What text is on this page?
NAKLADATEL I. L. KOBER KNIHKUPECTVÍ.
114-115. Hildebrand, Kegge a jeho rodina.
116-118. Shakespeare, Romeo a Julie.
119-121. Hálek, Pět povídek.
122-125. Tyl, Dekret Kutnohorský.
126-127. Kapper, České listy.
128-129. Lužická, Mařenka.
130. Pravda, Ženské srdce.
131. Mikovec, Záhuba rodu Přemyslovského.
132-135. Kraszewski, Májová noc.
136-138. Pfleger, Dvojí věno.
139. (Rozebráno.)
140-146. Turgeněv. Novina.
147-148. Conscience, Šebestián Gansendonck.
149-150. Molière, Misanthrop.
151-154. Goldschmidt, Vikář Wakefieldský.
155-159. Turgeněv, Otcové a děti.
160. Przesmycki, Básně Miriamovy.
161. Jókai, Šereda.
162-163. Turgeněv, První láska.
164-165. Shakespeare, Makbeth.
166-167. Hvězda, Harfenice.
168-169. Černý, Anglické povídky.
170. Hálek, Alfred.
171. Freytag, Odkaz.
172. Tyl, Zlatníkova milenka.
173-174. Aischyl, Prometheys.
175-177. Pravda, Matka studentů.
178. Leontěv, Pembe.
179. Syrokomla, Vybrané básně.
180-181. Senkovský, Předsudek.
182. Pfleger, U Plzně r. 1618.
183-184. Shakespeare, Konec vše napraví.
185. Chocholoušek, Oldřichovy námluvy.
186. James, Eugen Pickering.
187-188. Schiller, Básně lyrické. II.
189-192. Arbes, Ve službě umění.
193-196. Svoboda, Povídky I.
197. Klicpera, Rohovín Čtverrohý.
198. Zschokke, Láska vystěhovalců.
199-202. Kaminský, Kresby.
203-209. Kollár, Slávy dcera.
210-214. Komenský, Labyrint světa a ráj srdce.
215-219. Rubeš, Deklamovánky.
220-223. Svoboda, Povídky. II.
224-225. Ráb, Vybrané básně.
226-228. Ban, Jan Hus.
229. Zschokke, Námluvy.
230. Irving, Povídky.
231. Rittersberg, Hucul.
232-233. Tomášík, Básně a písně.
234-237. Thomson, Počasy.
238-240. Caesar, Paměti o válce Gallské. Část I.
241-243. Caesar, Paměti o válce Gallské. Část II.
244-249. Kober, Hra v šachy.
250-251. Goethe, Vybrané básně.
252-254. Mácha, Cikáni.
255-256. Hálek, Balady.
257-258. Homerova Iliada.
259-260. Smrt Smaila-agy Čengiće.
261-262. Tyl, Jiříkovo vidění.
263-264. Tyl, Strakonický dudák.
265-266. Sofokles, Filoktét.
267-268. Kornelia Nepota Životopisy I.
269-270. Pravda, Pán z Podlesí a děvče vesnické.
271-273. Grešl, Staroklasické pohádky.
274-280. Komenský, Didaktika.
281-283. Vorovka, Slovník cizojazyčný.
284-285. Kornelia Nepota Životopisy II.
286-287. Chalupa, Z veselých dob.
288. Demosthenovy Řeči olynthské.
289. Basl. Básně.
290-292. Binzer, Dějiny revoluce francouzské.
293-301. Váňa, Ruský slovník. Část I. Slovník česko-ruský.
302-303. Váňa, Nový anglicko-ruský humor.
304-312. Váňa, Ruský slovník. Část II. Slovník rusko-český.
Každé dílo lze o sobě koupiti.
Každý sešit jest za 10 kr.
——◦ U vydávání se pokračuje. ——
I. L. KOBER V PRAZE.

════════

Work instructions: Collect each line holding the string "Kornelia".

The reply:
267-268. Kornelia Nepota Životopisy I.
284-285. Kornelia Nepota Životopisy II.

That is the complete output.